Extracted data entries
[Begin]

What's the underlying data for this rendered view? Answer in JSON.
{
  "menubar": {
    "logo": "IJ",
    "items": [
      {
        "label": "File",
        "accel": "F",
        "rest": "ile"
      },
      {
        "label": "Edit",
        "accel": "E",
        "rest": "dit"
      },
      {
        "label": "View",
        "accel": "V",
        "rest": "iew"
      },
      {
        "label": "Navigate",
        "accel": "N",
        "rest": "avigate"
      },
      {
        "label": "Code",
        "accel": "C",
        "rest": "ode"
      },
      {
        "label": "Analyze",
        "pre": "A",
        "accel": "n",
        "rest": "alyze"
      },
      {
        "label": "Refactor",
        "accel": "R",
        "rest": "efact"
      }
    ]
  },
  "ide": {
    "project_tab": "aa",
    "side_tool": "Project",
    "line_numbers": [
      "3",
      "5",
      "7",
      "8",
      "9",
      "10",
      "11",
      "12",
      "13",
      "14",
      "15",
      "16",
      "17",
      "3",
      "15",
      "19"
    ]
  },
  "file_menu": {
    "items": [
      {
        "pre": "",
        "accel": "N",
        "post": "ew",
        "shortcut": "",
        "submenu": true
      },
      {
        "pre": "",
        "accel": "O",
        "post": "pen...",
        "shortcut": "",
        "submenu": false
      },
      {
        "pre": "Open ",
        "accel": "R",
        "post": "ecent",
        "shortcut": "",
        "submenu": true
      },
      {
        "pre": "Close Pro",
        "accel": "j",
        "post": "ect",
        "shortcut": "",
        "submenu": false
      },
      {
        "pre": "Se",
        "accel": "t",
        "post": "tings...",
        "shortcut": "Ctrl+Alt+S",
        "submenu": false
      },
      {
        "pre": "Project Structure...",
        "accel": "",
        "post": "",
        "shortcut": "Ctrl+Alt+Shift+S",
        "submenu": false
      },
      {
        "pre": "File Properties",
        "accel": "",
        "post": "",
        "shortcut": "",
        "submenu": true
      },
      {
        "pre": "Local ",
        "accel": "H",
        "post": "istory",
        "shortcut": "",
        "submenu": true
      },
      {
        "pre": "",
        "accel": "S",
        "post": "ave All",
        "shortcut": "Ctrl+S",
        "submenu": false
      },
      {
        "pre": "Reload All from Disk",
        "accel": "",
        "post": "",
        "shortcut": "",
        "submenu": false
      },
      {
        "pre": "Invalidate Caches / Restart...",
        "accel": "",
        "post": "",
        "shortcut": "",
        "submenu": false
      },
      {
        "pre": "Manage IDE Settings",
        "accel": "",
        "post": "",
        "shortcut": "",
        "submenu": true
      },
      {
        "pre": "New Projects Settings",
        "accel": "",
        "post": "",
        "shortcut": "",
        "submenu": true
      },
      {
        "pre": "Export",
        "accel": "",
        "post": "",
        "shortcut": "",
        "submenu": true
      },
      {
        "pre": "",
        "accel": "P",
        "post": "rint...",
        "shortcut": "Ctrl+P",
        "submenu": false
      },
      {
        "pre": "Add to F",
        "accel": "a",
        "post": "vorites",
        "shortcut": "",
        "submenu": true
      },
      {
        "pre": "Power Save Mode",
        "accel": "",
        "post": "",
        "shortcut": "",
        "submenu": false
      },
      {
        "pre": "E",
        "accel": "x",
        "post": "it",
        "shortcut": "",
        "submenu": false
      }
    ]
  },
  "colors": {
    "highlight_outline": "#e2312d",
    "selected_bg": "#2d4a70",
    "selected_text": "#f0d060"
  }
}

[End]

Do this
Copy the entries above exactly, leaving none out.

Exercise answer
What's the underlying data for this rendered view? Answer in JSON.
{
  "menubar": {
    "logo": "IJ",
    "items": [
      {
        "label": "File",
        "accel": "F",
        "rest": "ile"
      },
      {
        "label": "Edit",
        "accel": "E",
        "rest": "dit"
      },
      {
        "label": "View",
        "accel": "V",
        "rest": "iew"
      },
      {
        "label": "Navigate",
        "accel": "N",
        "rest": "avigate"
      },
      {
        "label": "Code",
        "accel": "C",
        "rest": "ode"
      },
      {
        "label": "Analyze",
        "pre": "A",
        "accel": "n",
        "rest": "alyze"
      },
      {
        "label": "Refactor",
        "accel": "R",
        "rest": "efact"
      }
    ]
  },
  "ide": {
    "project_tab": "aa",
    "side_tool": "Project",
    "line_numbers": [
      "3",
      "5",
      "7",
      "8",
      "9",
      "10",
      "11",
      "12",
      "13",
      "14",
      "15",
      "16",
      "17",
      "3",
      "15",
      "19"
    ]
  },
  "file_menu": {
    "items": [
      {
        "pre": "",
        "accel": "N",
        "post": "ew",
        "shortcut": "",
        "submenu": true
      },
      {
        "pre": "",
        "accel": "O",
        "post": "pen...",
        "shortcut": "",
        "submenu": false
      },
      {
        "pre": "Open ",
        "accel": "R",
        "post": "ecent",
        "shortcut": "",
        "submenu": true
      },
      {
        "pre": "Close Pro",
        "accel": "j",
        "post": "ect",
        "shortcut": "",
        "submenu": false
      },
      {
        "pre": "Se",
        "accel": "t",
        "post": "tings...",
        "shortcut": "Ctrl+Alt+S",
        "submenu": false
      },
      {
        "pre": "Project Structure...",
        "accel": "",
        "post": "",
        "shortcut": "Ctrl+Alt+Shift+S",
        "submenu": false
      },
      {
        "pre": "File Properties",
        "accel": "",
        "post": "",
        "shortcut": "",
        "submenu": true
      },
      {
        "pre": "Local ",
        "accel": "H",
        "post": "istory",
        "shortcut": "",
        "submenu": true
      },
      {
        "pre": "",
        "accel": "S",
        "post": "ave All",
        "shortcut": "Ctrl+S",
        "submenu": false
      },
      {
        "pre": "Reload All from Disk",
        "accel": "",
        "post": "",
        "shortcut": "",
        "submenu": false
      },
      {
        "pre": "Invalidate Caches / Restart...",
        "accel": "",
        "post": "",
        "shortcut": "",
        "submenu": false
      },
      {
        "pre": "Manage IDE Settings",
        "accel": "",
        "post": "",
        "shortcut": "",
        "submenu": true
      },
      {
        "pre": "New Projects Settings",
        "accel": "",
        "post": "",
        "shortcut": "",
        "submenu": true
      },
      {
        "pre": "Export",
        "accel": "",
        "post": "",
        "shortcut": "",
        "submenu": true
      },
      {
        "pre": "",
        "accel": "P",
        "post": "rint...",
        "shortcut": "Ctrl+P",
        "submenu": false
      },
      {
        "pre": "Add to F",
        "accel": "a",
        "post": "vorites",
        "shortcut": "",
        "submenu": true
      },
      {
        "pre": "Power Save Mode",
        "accel": "",
        "post": "",
        "shortcut": "",
        "submenu": false
      },
      {
        "pre": "E",
        "accel": "x",
        "post": "it",
        "shortcut": "",
        "submenu": false
      }
    ]
  },
  "colors": {
    "highlight_outline": "#e2312d",
    "selected_bg": "#2d4a70",
    "selected_text": "#f0d060"
  }
}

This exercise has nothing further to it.